[THE EXERCISE]
Find the lines holding the word "JSON" and collect them.

···

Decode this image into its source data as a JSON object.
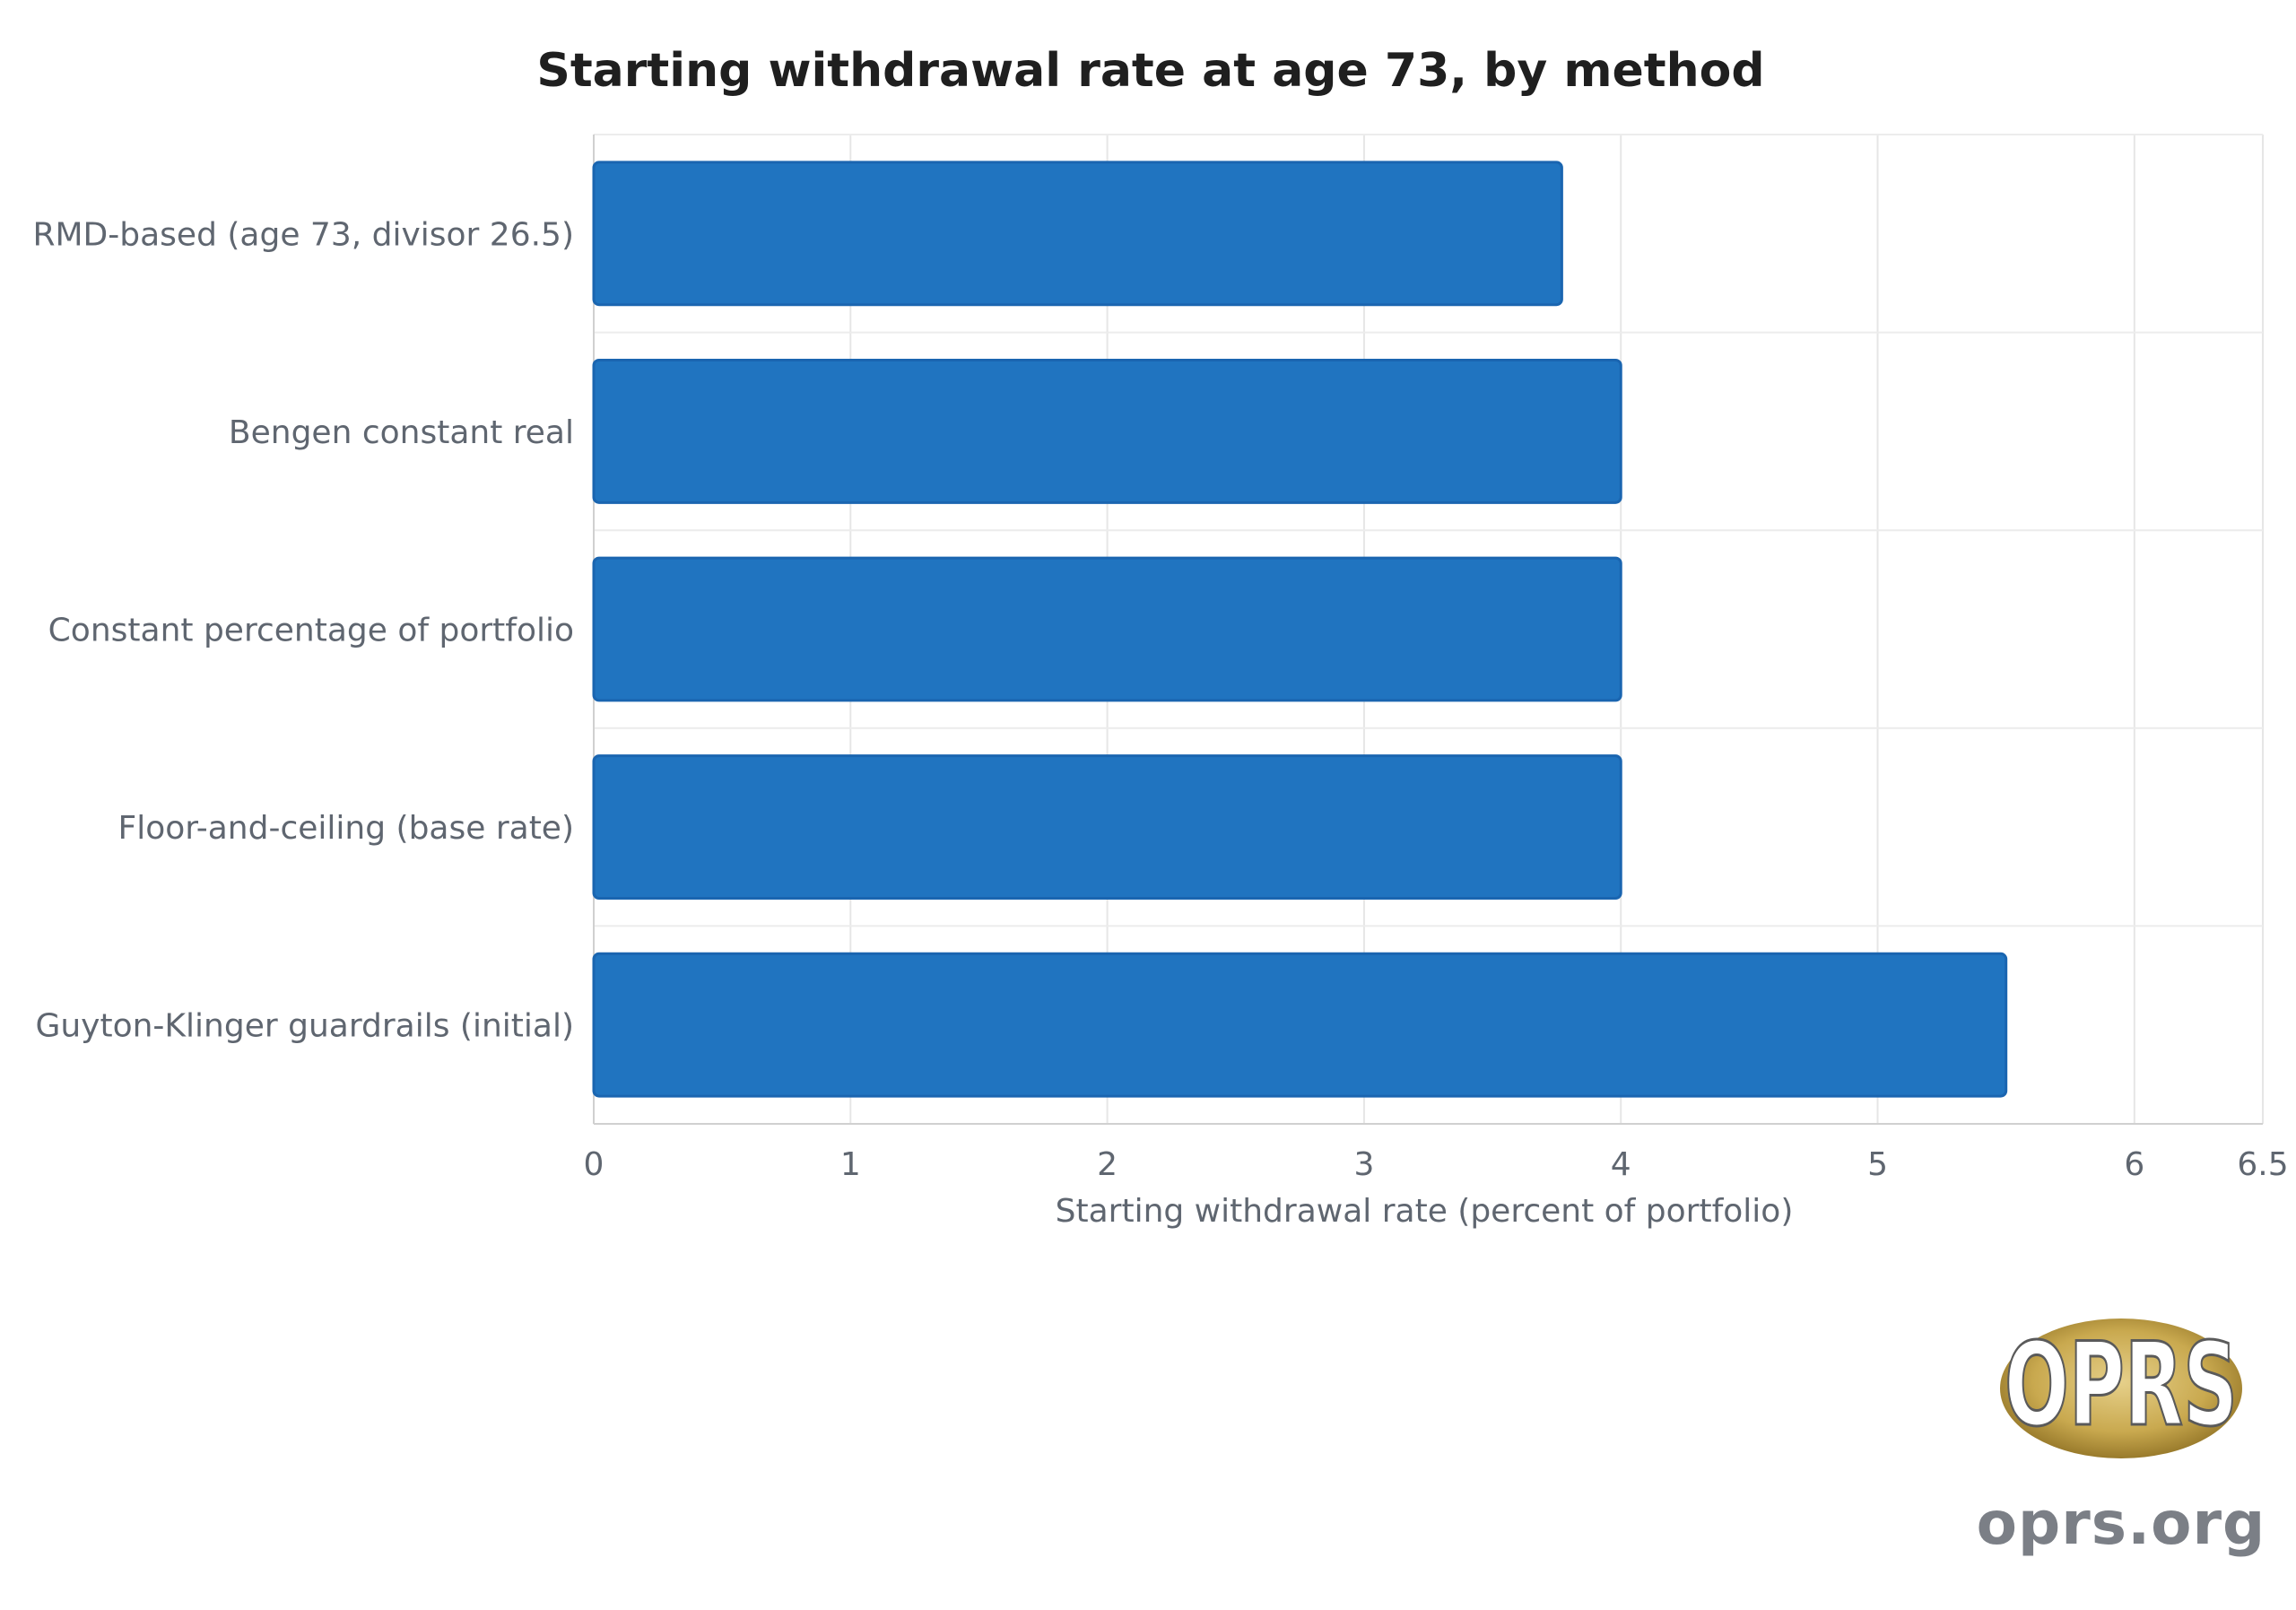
{
  "chart_data": {
    "type": "bar",
    "orientation": "horizontal",
    "title": "Starting withdrawal rate at age 73, by method",
    "xlabel": "Starting withdrawal rate (percent of portfolio)",
    "ylabel": "",
    "categories": [
      "RMD-based (age 73, divisor 26.5)",
      "Bengen constant real",
      "Constant percentage of portfolio",
      "Floor-and-ceiling (base rate)",
      "Guyton-Klinger guardrails (initial)"
    ],
    "values": [
      3.77,
      4.0,
      4.0,
      4.0,
      5.5
    ],
    "xlim": [
      0,
      6.5
    ],
    "xticks": [
      "0",
      "1",
      "2",
      "3",
      "4",
      "5",
      "6",
      "6.5"
    ],
    "grid": true,
    "legend": "none",
    "bar_color": "#2074c0",
    "bar_edge_color": "#1a65b0"
  },
  "logo": {
    "badge_text": "OPRS",
    "url_text": "oprs.org"
  }
}
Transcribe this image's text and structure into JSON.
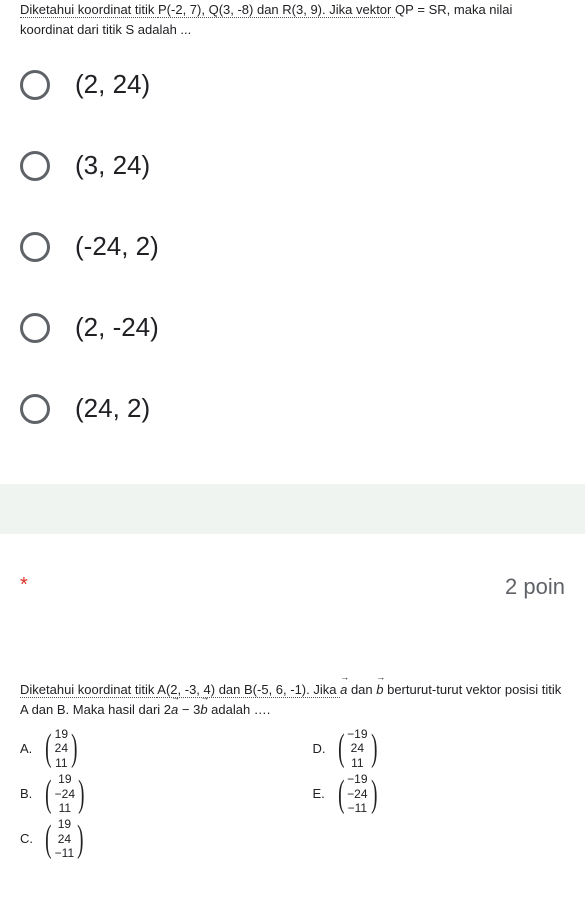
{
  "q1": {
    "text_pre": "Diketahui koordinat titik ",
    "pts": "P(-2, 7), Q(3, -8) dan R(3, 9). Jika vektor ",
    "qp": "QP",
    "eq": " = ",
    "sr": "SR",
    "text_post": ", maka nilai koordinat dari titik S adalah ...",
    "options": [
      "(2, 24)",
      "(3, 24)",
      "(-24, 2)",
      "(2, -24)",
      "(24, 2)"
    ]
  },
  "q2": {
    "asterisk": "*",
    "points": "2 poin",
    "text_pre": "Diketahui koordinat titik ",
    "ab": "A(2, -3, 4) dan B(-5, 6, -1). Jika ",
    "a": "a",
    "dan": " dan ",
    "b": "b",
    "text_mid": " berturut-turut vektor posisi titik A dan B. Maka hasil dari 2",
    "minus": " − 3",
    "text_post": " adalah ….",
    "answers": {
      "A": [
        "19",
        "24",
        "11"
      ],
      "B": [
        "19",
        "−24",
        "11"
      ],
      "C": [
        "19",
        "24",
        "−11"
      ],
      "D": [
        "−19",
        "24",
        "11"
      ],
      "E": [
        "−19",
        "−24",
        "−11"
      ]
    }
  },
  "colors": {
    "text": "#202124",
    "radio_border": "#5f6368",
    "required": "#d93025",
    "divider": "#f0f4f0"
  }
}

···

[FULL OUTPUT]
Decode this image into its source data as a JSON object.
Transcribe this image's text and structure into JSON.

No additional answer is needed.